[Bounding box entries]

══════════════════════════════

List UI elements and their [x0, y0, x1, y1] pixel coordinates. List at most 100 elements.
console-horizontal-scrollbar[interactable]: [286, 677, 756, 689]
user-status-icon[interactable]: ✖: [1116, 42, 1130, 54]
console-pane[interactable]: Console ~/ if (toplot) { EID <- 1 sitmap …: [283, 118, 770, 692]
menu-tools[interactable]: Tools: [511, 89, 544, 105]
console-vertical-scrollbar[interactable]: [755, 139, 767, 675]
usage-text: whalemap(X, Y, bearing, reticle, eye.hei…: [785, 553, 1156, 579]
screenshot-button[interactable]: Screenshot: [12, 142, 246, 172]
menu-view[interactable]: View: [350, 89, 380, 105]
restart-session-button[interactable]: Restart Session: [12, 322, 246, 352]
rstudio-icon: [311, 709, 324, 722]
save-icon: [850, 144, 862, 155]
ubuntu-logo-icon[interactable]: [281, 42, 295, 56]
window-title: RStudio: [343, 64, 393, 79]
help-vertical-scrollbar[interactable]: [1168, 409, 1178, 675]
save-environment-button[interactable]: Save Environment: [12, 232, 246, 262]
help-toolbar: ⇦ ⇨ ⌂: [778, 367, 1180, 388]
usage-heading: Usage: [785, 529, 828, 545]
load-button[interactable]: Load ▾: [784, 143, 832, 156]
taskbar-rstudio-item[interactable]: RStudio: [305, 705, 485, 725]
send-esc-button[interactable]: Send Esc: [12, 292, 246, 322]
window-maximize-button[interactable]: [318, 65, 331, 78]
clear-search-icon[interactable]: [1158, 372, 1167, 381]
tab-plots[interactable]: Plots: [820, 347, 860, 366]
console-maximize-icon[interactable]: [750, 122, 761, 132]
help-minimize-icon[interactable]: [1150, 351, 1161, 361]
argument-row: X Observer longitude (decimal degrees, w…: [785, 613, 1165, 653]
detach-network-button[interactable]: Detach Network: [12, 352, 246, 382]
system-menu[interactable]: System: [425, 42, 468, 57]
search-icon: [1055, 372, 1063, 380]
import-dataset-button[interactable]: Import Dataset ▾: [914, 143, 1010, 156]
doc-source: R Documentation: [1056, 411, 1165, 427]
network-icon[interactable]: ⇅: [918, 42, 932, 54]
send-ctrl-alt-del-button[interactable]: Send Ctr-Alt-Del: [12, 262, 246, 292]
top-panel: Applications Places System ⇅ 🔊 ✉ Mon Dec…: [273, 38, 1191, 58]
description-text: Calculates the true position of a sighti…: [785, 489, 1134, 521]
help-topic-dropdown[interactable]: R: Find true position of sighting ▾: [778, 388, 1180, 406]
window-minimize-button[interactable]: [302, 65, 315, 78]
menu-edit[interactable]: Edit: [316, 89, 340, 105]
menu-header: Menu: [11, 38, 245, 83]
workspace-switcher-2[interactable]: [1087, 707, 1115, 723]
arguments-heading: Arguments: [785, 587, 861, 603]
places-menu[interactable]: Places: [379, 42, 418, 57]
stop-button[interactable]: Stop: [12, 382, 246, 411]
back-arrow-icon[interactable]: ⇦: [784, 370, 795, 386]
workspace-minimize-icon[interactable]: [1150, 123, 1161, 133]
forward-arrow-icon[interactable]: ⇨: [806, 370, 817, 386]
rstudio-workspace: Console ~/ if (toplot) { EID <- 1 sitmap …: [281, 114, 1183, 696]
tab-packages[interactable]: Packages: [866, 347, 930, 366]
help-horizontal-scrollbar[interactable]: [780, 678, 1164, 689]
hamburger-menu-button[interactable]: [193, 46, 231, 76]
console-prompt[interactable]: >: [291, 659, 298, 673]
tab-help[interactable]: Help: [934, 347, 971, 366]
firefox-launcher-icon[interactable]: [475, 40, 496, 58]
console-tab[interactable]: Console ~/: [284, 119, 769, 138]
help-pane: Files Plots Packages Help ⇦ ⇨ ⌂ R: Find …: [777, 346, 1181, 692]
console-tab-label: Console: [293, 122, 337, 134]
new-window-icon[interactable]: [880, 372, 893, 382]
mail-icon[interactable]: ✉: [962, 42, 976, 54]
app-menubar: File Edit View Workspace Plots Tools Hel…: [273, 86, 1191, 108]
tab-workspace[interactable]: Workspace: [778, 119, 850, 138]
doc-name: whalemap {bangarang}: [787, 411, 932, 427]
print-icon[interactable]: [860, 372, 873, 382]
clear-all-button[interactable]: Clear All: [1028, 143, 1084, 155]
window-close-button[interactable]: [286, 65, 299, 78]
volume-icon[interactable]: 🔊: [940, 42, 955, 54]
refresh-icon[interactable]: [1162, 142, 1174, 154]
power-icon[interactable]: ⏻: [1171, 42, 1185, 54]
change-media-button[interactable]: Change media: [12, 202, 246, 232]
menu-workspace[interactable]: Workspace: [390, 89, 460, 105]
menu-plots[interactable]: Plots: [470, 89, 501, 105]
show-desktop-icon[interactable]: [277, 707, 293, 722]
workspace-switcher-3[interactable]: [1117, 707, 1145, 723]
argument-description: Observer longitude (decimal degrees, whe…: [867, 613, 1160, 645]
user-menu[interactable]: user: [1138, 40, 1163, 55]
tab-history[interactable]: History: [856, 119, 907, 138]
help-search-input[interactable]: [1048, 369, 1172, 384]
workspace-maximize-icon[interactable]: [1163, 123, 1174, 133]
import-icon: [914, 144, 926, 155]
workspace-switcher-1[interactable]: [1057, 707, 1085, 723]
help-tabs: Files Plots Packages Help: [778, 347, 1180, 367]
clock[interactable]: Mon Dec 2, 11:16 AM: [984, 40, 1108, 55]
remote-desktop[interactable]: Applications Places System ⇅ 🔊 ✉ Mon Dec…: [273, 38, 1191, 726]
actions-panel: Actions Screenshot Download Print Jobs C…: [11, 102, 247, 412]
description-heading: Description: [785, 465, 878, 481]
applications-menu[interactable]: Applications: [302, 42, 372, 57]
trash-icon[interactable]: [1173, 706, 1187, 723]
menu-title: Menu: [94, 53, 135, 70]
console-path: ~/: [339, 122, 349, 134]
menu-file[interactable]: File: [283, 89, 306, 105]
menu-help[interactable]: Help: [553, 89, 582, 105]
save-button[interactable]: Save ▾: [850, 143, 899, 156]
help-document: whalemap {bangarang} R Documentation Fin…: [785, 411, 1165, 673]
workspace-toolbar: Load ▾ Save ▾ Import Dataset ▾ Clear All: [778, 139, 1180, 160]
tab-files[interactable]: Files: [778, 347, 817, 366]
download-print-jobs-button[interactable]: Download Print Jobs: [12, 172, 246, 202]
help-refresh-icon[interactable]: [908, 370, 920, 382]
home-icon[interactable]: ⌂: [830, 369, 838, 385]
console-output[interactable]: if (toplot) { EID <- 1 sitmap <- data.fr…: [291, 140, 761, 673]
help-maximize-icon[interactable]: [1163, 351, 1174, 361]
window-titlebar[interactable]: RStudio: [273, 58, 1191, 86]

══════════════════════════════

**INSTRUCTION**:
Rewrite every line of the records above as a numbered list, omitting any blank lines.

**TASK RESULT**:
1. List UI elements and their [x0, y0, x1, y1] pixel coordinates. List at most 100 elements.
2. console-horizontal-scrollbar[interactable]: [286, 677, 756, 689]
3. user-status-icon[interactable]: ✖: [1116, 42, 1130, 54]
4. console-pane[interactable]: Console ~/ if (toplot) { EID <- 1 sitmap …: [283, 118, 770, 692]
5. menu-tools[interactable]: Tools: [511, 89, 544, 105]
6. console-vertical-scrollbar[interactable]: [755, 139, 767, 675]
7. usage-text: whalemap(X, Y, bearing, reticle, eye.hei…: [785, 553, 1156, 579]
8. screenshot-button[interactable]: Screenshot: [12, 142, 246, 172]
9. menu-view[interactable]: View: [350, 89, 380, 105]
10. restart-session-button[interactable]: Restart Session: [12, 322, 246, 352]
11. rstudio-icon: [311, 709, 324, 722]
12. save-icon: [850, 144, 862, 155]
13. ubuntu-logo-icon[interactable]: [281, 42, 295, 56]
14. window-title: RStudio: [343, 64, 393, 79]
15. help-vertical-scrollbar[interactable]: [1168, 409, 1178, 675]
16. save-environment-button[interactable]: Save Environment: [12, 232, 246, 262]
17. help-toolbar: ⇦ ⇨ ⌂: [778, 367, 1180, 388]
18. usage-heading: Usage: [785, 529, 828, 545]
19. load-button[interactable]: Load ▾: [784, 143, 832, 156]
20. taskbar-rstudio-item[interactable]: RStudio: [305, 705, 485, 725]
21. send-esc-button[interactable]: Send Esc: [12, 292, 246, 322]
22. window-maximize-button[interactable]: [318, 65, 331, 78]
23. clear-search-icon[interactable]: [1158, 372, 1167, 381]
24. tab-plots[interactable]: Plots: [820, 347, 860, 366]
25. console-maximize-icon[interactable]: [750, 122, 761, 132]
26. help-minimize-icon[interactable]: [1150, 351, 1161, 361]
27. argument-row: X Observer longitude (decimal degrees, w…: [785, 613, 1165, 653]
28. detach-network-button[interactable]: Detach Network: [12, 352, 246, 382]
29. system-menu[interactable]: System: [425, 42, 468, 57]
30. search-icon: [1055, 372, 1063, 380]
31. import-dataset-button[interactable]: Import Dataset ▾: [914, 143, 1010, 156]
32. doc-source: R Documentation: [1056, 411, 1165, 427]
33. network-icon[interactable]: ⇅: [918, 42, 932, 54]
34. send-ctrl-alt-del-button[interactable]: Send Ctr-Alt-Del: [12, 262, 246, 292]
35. top-panel: Applications Places System ⇅ 🔊 ✉ Mon Dec…: [273, 38, 1191, 58]
36. description-text: Calculates the true position of a sighti…: [785, 489, 1134, 521]
37. help-topic-dropdown[interactable]: R: Find true position of sighting ▾: [778, 388, 1180, 406]
38. window-minimize-button[interactable]: [302, 65, 315, 78]
39. menu-edit[interactable]: Edit: [316, 89, 340, 105]
40. menu-header: Menu: [11, 38, 245, 83]
41. workspace-switcher-2[interactable]: [1087, 707, 1115, 723]
42. arguments-heading: Arguments: [785, 587, 861, 603]
43. places-menu[interactable]: Places: [379, 42, 418, 57]
44. stop-button[interactable]: Stop: [12, 382, 246, 411]
45. back-arrow-icon[interactable]: ⇦: [784, 370, 795, 386]
46. workspace-minimize-icon[interactable]: [1150, 123, 1161, 133]
47. forward-arrow-icon[interactable]: ⇨: [806, 370, 817, 386]
48. rstudio-workspace: Console ~/ if (toplot) { EID <- 1 sitmap …: [281, 114, 1183, 696]
49. tab-packages[interactable]: Packages: [866, 347, 930, 366]
50. help-horizontal-scrollbar[interactable]: [780, 678, 1164, 689]
51. hamburger-menu-button[interactable]: [193, 46, 231, 76]
52. console-prompt[interactable]: >: [291, 659, 298, 673]
53. tab-help[interactable]: Help: [934, 347, 971, 366]
54. firefox-launcher-icon[interactable]: [475, 40, 496, 58]
55. console-tab[interactable]: Console ~/: [284, 119, 769, 138]
56. help-pane: Files Plots Packages Help ⇦ ⇨ ⌂ R: Find …: [777, 346, 1181, 692]
57. console-tab-label: Console: [293, 122, 337, 134]
58. new-window-icon[interactable]: [880, 372, 893, 382]
59. mail-icon[interactable]: ✉: [962, 42, 976, 54]
60. app-menubar: File Edit View Workspace Plots Tools Hel…: [273, 86, 1191, 108]
61. tab-workspace[interactable]: Workspace: [778, 119, 850, 138]
62. doc-name: whalemap {bangarang}: [787, 411, 932, 427]
63. print-icon[interactable]: [860, 372, 873, 382]
64. clear-all-button[interactable]: Clear All: [1028, 143, 1084, 155]
65. window-close-button[interactable]: [286, 65, 299, 78]
66. volume-icon[interactable]: 🔊: [940, 42, 955, 54]
67. refresh-icon[interactable]: [1162, 142, 1174, 154]
68. power-icon[interactable]: ⏻: [1171, 42, 1185, 54]
69. change-media-button[interactable]: Change media: [12, 202, 246, 232]
70. menu-workspace[interactable]: Workspace: [390, 89, 460, 105]
71. menu-plots[interactable]: Plots: [470, 89, 501, 105]
72. show-desktop-icon[interactable]: [277, 707, 293, 722]
73. workspace-switcher-3[interactable]: [1117, 707, 1145, 723]
74. argument-description: Observer longitude (decimal degrees, whe…: [867, 613, 1160, 645]
75. user-menu[interactable]: user: [1138, 40, 1163, 55]
76. tab-history[interactable]: History: [856, 119, 907, 138]
77. help-search-input[interactable]: [1048, 369, 1172, 384]
78. workspace-maximize-icon[interactable]: [1163, 123, 1174, 133]
79. import-icon: [914, 144, 926, 155]
80. workspace-switcher-1[interactable]: [1057, 707, 1085, 723]
81. help-tabs: Files Plots Packages Help: [778, 347, 1180, 367]
82. clock[interactable]: Mon Dec 2, 11:16 AM: [984, 40, 1108, 55]
83. remote-desktop[interactable]: Applications Places System ⇅ 🔊 ✉ Mon Dec…: [273, 38, 1191, 726]
84. actions-panel: Actions Screenshot Download Print Jobs C…: [11, 102, 247, 412]
85. description-heading: Description: [785, 465, 878, 481]
86. applications-menu[interactable]: Applications: [302, 42, 372, 57]
87. trash-icon[interactable]: [1173, 706, 1187, 723]
88. menu-title: Menu: [94, 53, 135, 70]
89. console-path: ~/: [339, 122, 349, 134]
90. menu-file[interactable]: File: [283, 89, 306, 105]
91. menu-help[interactable]: Help: [553, 89, 582, 105]
92. save-button[interactable]: Save ▾: [850, 143, 899, 156]
93. help-document: whalemap {bangarang} R Documentation Fin…: [785, 411, 1165, 673]
94. workspace-toolbar: Load ▾ Save ▾ Import Dataset ▾ Clear All: [778, 139, 1180, 160]
95. tab-files[interactable]: Files: [778, 347, 817, 366]
96. download-print-jobs-button[interactable]: Download Print Jobs: [12, 172, 246, 202]
97. help-refresh-icon[interactable]: [908, 370, 920, 382]
98. home-icon[interactable]: ⌂: [830, 369, 838, 385]
99. console-output[interactable]: if (toplot) { EID <- 1 sitmap <- data.fr…: [291, 140, 761, 673]
100. help-maximize-icon[interactable]: [1163, 351, 1174, 361]
101. window-titlebar[interactable]: RStudio: [273, 58, 1191, 86]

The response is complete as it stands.